**EXERCISE GOAL**
Identify and copy all lines of the material where the string "Carolina" is found.

----

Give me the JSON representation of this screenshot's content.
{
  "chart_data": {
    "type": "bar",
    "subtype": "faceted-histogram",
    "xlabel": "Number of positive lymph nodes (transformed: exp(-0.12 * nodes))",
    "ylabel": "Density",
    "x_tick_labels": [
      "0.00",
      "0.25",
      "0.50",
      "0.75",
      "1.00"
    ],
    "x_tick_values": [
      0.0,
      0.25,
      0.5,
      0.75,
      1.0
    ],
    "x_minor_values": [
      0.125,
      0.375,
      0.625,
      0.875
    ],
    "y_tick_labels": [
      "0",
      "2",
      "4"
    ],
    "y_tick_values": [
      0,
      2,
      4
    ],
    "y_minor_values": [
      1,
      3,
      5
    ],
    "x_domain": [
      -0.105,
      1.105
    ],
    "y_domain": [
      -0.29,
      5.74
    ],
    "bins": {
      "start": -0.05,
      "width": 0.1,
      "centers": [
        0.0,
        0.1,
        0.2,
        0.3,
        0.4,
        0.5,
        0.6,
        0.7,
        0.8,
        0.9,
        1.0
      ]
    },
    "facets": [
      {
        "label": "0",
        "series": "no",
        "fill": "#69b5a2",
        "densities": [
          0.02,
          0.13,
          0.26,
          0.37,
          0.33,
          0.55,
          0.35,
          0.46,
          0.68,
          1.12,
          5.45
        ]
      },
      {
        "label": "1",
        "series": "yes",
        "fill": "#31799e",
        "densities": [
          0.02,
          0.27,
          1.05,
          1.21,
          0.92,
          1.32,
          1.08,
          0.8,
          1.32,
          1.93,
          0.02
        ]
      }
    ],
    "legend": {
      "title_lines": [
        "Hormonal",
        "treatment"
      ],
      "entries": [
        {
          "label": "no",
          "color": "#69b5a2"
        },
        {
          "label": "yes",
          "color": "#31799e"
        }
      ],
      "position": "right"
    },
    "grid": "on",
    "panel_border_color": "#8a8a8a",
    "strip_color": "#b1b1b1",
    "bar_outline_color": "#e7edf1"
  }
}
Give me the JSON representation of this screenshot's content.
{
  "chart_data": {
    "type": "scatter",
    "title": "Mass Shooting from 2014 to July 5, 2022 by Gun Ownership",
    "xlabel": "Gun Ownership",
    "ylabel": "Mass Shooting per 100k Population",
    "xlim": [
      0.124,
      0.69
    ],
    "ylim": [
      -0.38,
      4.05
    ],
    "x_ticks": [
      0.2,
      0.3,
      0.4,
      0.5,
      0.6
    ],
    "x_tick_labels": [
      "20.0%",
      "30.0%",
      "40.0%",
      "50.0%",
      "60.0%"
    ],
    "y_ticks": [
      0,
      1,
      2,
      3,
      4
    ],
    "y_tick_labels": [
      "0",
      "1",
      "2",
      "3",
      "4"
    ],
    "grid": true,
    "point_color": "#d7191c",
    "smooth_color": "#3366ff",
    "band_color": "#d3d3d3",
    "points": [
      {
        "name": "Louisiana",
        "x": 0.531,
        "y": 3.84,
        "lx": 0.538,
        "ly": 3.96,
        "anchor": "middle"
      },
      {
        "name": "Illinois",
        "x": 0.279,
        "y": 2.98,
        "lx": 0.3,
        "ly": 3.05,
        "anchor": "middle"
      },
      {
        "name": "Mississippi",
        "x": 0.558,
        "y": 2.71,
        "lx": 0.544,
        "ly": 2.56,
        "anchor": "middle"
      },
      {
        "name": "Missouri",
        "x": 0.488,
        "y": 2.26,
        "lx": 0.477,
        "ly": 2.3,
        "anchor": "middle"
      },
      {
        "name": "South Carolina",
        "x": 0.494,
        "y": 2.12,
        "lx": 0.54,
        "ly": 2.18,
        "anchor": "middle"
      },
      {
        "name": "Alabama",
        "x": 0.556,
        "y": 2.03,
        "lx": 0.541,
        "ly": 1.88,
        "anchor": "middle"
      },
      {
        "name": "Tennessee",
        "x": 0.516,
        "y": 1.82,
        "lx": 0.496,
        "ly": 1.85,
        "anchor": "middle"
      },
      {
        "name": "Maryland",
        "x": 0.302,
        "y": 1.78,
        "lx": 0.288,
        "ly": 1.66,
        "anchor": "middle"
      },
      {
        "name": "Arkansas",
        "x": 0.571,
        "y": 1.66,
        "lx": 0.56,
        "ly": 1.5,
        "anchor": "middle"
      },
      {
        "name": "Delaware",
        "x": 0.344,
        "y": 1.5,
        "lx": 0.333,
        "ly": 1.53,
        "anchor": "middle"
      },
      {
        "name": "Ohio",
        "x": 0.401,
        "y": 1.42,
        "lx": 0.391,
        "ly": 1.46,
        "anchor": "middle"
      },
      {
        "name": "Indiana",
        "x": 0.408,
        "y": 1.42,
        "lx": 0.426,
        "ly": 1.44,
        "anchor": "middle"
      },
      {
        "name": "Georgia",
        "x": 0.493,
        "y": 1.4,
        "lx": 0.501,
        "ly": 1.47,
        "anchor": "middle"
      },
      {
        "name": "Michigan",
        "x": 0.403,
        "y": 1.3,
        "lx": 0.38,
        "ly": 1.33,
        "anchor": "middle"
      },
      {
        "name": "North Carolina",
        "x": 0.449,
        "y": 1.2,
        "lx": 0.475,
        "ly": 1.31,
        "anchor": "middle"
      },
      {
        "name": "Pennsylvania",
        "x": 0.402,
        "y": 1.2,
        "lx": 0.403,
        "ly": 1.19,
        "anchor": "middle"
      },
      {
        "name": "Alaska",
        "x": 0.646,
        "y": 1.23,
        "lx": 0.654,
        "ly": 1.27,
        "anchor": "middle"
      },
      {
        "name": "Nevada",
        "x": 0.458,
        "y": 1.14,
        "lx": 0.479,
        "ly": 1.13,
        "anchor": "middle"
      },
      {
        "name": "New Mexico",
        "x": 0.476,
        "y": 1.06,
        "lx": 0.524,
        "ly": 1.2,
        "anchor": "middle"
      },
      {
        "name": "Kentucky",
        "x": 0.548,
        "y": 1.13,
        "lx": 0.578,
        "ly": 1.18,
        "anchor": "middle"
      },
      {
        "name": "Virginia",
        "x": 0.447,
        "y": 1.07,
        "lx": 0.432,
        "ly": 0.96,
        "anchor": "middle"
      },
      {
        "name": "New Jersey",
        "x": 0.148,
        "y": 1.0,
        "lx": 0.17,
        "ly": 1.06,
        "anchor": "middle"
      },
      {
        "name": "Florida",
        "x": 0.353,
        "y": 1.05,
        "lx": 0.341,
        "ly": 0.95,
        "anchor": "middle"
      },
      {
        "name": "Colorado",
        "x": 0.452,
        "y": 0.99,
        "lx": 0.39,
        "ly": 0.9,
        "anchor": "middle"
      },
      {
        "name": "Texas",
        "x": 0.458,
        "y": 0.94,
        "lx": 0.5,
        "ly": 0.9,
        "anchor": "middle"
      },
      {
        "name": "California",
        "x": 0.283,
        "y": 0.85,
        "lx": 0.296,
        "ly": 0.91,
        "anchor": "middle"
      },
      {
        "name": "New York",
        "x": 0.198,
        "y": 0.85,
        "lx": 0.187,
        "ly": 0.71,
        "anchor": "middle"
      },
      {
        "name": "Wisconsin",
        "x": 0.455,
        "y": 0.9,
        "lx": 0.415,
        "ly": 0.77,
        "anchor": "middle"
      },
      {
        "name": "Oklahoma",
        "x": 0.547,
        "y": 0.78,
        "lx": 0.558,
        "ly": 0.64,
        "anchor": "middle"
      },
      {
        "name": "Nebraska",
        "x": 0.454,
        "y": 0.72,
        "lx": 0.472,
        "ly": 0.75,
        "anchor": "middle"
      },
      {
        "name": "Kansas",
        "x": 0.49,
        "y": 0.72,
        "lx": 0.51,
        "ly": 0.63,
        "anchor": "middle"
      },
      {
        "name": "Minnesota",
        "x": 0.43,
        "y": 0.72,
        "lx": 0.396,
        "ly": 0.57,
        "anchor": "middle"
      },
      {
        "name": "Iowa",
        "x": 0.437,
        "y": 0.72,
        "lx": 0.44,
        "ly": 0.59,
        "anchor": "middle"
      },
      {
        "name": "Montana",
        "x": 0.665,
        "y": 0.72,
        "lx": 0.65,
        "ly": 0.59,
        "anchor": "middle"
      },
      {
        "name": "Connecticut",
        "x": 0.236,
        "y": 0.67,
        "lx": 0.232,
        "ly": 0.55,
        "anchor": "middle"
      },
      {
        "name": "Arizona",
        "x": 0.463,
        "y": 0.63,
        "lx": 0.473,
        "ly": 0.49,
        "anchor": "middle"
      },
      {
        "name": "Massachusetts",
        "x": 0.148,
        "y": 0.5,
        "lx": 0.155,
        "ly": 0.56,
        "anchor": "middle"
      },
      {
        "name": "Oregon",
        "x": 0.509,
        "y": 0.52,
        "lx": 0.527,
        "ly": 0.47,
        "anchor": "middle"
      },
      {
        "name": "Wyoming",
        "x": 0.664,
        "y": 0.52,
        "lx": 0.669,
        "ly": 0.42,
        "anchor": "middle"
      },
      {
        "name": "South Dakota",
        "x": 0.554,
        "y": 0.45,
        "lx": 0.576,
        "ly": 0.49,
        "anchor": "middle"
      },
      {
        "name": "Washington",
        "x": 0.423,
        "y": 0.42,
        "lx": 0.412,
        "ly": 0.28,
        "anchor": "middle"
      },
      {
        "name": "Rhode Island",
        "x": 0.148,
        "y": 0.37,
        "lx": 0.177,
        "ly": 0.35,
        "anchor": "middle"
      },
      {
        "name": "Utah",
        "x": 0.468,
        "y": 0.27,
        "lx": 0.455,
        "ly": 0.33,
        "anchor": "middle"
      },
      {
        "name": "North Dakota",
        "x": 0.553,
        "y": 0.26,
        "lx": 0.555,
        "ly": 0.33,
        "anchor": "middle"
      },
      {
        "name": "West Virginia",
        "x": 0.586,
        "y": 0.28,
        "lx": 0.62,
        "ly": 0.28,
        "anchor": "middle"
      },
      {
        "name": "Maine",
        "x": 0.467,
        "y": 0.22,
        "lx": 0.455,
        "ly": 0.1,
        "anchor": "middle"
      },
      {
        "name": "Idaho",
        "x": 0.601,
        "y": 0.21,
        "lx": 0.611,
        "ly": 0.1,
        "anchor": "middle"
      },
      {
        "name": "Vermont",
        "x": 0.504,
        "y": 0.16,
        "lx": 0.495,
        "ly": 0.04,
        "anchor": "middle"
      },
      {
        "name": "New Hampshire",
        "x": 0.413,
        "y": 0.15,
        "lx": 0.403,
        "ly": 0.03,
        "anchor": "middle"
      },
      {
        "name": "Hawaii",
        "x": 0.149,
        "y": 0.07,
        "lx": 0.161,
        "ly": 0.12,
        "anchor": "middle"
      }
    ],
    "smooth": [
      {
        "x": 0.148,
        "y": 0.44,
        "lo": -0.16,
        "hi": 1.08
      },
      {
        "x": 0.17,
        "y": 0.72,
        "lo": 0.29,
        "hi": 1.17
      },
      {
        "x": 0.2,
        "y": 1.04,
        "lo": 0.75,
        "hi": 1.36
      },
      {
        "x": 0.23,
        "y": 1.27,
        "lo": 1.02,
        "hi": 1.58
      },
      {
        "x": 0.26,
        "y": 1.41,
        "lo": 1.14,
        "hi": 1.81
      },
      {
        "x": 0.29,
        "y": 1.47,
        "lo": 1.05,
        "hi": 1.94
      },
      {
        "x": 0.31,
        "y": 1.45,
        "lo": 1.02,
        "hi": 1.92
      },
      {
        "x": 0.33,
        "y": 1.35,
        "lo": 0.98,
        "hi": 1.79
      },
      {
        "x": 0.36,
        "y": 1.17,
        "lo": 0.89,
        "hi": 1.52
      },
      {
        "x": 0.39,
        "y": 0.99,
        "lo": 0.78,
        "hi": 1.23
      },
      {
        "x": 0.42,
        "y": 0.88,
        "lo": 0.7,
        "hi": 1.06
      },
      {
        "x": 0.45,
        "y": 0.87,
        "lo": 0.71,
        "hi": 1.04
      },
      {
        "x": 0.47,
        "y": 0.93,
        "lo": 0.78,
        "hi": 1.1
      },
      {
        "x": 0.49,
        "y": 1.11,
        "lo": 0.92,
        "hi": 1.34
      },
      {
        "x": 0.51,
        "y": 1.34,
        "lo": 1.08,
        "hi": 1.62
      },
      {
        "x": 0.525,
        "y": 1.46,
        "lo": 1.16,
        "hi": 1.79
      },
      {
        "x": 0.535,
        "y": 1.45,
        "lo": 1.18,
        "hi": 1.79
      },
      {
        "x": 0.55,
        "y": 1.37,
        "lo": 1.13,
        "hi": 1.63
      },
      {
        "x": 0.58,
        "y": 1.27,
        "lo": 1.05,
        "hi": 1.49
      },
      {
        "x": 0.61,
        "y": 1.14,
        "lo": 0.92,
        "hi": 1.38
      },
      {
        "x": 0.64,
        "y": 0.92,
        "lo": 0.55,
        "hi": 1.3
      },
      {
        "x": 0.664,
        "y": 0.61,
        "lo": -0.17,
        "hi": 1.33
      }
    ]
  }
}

----

**EXPECTED ANSWER**
        "name": "South Carolina",
        "name": "North Carolina",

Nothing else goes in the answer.